**TASK TO COMPLETE:**
Every entry here needs to be repeated exactly.

(Dataset listings of figures)
_ _ _ _ _ _ _

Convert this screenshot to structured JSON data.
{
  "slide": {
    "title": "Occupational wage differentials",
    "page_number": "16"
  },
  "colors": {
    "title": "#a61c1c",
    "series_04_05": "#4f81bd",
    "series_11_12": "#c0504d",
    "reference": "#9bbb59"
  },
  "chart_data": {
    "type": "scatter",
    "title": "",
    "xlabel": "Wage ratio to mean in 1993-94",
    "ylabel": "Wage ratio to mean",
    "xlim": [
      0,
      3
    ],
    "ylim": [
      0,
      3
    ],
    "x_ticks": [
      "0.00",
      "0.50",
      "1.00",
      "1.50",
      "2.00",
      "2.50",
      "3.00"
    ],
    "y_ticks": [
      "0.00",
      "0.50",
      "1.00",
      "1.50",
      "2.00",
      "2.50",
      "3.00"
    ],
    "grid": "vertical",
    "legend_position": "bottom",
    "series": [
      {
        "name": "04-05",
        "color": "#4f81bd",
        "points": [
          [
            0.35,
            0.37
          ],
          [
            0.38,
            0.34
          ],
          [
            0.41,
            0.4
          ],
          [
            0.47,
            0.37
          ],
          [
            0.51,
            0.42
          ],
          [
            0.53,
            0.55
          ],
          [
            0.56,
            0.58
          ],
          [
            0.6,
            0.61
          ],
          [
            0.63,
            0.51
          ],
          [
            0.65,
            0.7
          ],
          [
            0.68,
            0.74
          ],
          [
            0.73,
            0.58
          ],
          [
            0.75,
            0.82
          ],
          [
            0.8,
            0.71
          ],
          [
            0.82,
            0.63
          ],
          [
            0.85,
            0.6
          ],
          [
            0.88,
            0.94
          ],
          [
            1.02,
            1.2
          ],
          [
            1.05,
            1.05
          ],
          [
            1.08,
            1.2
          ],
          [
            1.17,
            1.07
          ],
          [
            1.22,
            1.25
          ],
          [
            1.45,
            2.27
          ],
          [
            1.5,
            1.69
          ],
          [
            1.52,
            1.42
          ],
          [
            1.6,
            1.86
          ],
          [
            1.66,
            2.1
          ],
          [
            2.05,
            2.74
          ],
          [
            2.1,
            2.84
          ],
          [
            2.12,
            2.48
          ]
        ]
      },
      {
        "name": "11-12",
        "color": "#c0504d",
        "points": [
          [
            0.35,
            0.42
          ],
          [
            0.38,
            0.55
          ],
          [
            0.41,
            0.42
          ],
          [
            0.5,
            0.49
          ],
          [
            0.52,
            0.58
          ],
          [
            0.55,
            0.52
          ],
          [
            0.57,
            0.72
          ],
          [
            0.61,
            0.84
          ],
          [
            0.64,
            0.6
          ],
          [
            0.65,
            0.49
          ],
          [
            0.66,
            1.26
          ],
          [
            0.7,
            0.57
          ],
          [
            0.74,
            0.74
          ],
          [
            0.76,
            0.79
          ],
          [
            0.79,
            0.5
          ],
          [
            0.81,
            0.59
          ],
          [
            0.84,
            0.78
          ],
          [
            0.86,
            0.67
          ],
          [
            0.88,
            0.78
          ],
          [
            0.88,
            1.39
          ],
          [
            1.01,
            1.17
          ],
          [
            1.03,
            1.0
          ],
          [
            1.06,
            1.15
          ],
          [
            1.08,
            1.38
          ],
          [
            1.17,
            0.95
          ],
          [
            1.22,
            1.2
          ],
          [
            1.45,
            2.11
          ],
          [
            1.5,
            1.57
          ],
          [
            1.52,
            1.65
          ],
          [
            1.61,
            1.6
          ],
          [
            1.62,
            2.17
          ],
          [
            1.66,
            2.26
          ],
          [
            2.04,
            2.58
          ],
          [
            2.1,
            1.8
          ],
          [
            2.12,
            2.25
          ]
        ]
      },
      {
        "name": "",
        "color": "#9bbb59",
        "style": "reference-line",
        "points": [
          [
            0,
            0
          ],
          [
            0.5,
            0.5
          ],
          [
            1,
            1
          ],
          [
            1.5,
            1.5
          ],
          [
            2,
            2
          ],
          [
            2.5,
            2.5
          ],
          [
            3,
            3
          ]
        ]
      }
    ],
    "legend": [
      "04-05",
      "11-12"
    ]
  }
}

_ _ _ _ _ _ _

**RESULT FOR THIS TASK:**
Convert this screenshot to structured JSON data.
{
  "slide": {
    "title": "Occupational wage differentials",
    "page_number": "16"
  },
  "colors": {
    "title": "#a61c1c",
    "series_04_05": "#4f81bd",
    "series_11_12": "#c0504d",
    "reference": "#9bbb59"
  },
  "chart_data": {
    "type": "scatter",
    "title": "",
    "xlabel": "Wage ratio to mean in 1993-94",
    "ylabel": "Wage ratio to mean",
    "xlim": [
      0,
      3
    ],
    "ylim": [
      0,
      3
    ],
    "x_ticks": [
      "0.00",
      "0.50",
      "1.00",
      "1.50",
      "2.00",
      "2.50",
      "3.00"
    ],
    "y_ticks": [
      "0.00",
      "0.50",
      "1.00",
      "1.50",
      "2.00",
      "2.50",
      "3.00"
    ],
    "grid": "vertical",
    "legend_position": "bottom",
    "series": [
      {
        "name": "04-05",
        "color": "#4f81bd",
        "points": [
          [
            0.35,
            0.37
          ],
          [
            0.38,
            0.34
          ],
          [
            0.41,
            0.4
          ],
          [
            0.47,
            0.37
          ],
          [
            0.51,
            0.42
          ],
          [
            0.53,
            0.55
          ],
          [
            0.56,
            0.58
          ],
          [
            0.6,
            0.61
          ],
          [
            0.63,
            0.51
          ],
          [
            0.65,
            0.7
          ],
          [
            0.68,
            0.74
          ],
          [
            0.73,
            0.58
          ],
          [
            0.75,
            0.82
          ],
          [
            0.8,
            0.71
          ],
          [
            0.82,
            0.63
          ],
          [
            0.85,
            0.6
          ],
          [
            0.88,
            0.94
          ],
          [
            1.02,
            1.2
          ],
          [
            1.05,
            1.05
          ],
          [
            1.08,
            1.2
          ],
          [
            1.17,
            1.07
          ],
          [
            1.22,
            1.25
          ],
          [
            1.45,
            2.27
          ],
          [
            1.5,
            1.69
          ],
          [
            1.52,
            1.42
          ],
          [
            1.6,
            1.86
          ],
          [
            1.66,
            2.1
          ],
          [
            2.05,
            2.74
          ],
          [
            2.1,
            2.84
          ],
          [
            2.12,
            2.48
          ]
        ]
      },
      {
        "name": "11-12",
        "color": "#c0504d",
        "points": [
          [
            0.35,
            0.42
          ],
          [
            0.38,
            0.55
          ],
          [
            0.41,
            0.42
          ],
          [
            0.5,
            0.49
          ],
          [
            0.52,
            0.58
          ],
          [
            0.55,
            0.52
          ],
          [
            0.57,
            0.72
          ],
          [
            0.61,
            0.84
          ],
          [
            0.64,
            0.6
          ],
          [
            0.65,
            0.49
          ],
          [
            0.66,
            1.26
          ],
          [
            0.7,
            0.57
          ],
          [
            0.74,
            0.74
          ],
          [
            0.76,
            0.79
          ],
          [
            0.79,
            0.5
          ],
          [
            0.81,
            0.59
          ],
          [
            0.84,
            0.78
          ],
          [
            0.86,
            0.67
          ],
          [
            0.88,
            0.78
          ],
          [
            0.88,
            1.39
          ],
          [
            1.01,
            1.17
          ],
          [
            1.03,
            1.0
          ],
          [
            1.06,
            1.15
          ],
          [
            1.08,
            1.38
          ],
          [
            1.17,
            0.95
          ],
          [
            1.22,
            1.2
          ],
          [
            1.45,
            2.11
          ],
          [
            1.5,
            1.57
          ],
          [
            1.52,
            1.65
          ],
          [
            1.61,
            1.6
          ],
          [
            1.62,
            2.17
          ],
          [
            1.66,
            2.26
          ],
          [
            2.04,
            2.58
          ],
          [
            2.1,
            1.8
          ],
          [
            2.12,
            2.25
          ]
        ]
      },
      {
        "name": "",
        "color": "#9bbb59",
        "style": "reference-line",
        "points": [
          [
            0,
            0
          ],
          [
            0.5,
            0.5
          ],
          [
            1,
            1
          ],
          [
            1.5,
            1.5
          ],
          [
            2,
            2
          ],
          [
            2.5,
            2.5
          ],
          [
            3,
            3
          ]
        ]
      }
    ],
    "legend": [
      "04-05",
      "11-12"
    ]
  }
}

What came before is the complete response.